::: Records provided :::

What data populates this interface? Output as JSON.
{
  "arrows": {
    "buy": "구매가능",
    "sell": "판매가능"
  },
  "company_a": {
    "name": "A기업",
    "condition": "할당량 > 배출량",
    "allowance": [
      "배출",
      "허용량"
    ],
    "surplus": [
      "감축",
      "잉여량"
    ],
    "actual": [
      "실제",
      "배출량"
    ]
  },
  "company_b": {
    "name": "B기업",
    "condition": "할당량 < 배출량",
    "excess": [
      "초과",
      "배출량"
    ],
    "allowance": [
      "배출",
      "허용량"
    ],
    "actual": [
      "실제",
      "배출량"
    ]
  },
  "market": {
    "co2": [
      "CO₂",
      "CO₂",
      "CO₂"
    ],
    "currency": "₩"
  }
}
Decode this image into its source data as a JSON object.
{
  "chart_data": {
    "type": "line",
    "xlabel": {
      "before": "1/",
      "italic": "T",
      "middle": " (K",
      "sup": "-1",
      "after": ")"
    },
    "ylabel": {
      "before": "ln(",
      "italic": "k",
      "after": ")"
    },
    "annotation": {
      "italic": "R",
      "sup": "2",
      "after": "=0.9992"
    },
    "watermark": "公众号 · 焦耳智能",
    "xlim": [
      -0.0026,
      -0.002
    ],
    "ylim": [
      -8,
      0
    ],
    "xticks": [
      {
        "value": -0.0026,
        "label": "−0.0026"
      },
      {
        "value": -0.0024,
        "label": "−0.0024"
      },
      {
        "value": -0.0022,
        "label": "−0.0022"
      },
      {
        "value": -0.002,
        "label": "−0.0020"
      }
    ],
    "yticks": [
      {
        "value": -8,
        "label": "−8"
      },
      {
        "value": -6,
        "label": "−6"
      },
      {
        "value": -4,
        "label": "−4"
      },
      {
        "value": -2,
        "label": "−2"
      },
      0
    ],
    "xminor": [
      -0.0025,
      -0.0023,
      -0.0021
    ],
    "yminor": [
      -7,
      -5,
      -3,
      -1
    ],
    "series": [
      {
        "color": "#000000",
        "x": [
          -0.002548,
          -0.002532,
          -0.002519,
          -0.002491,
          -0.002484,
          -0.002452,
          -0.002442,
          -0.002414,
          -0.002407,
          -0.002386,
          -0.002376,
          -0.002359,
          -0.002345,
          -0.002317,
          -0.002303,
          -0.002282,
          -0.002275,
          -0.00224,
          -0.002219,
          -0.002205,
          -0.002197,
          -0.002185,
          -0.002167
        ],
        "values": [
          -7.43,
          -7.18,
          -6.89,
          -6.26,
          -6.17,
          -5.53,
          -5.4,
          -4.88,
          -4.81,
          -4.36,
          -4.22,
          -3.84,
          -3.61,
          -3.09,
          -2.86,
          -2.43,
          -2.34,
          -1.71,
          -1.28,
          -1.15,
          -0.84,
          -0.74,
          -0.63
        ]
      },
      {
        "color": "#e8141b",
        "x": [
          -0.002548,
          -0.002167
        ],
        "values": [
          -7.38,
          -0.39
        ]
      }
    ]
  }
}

:::

Exercise instructions → Find the word "this" in the entries above and gather every line that holds it.

The output →
What data populates this interface? Output as JSON.
Decode this image into its source data as a JSON object.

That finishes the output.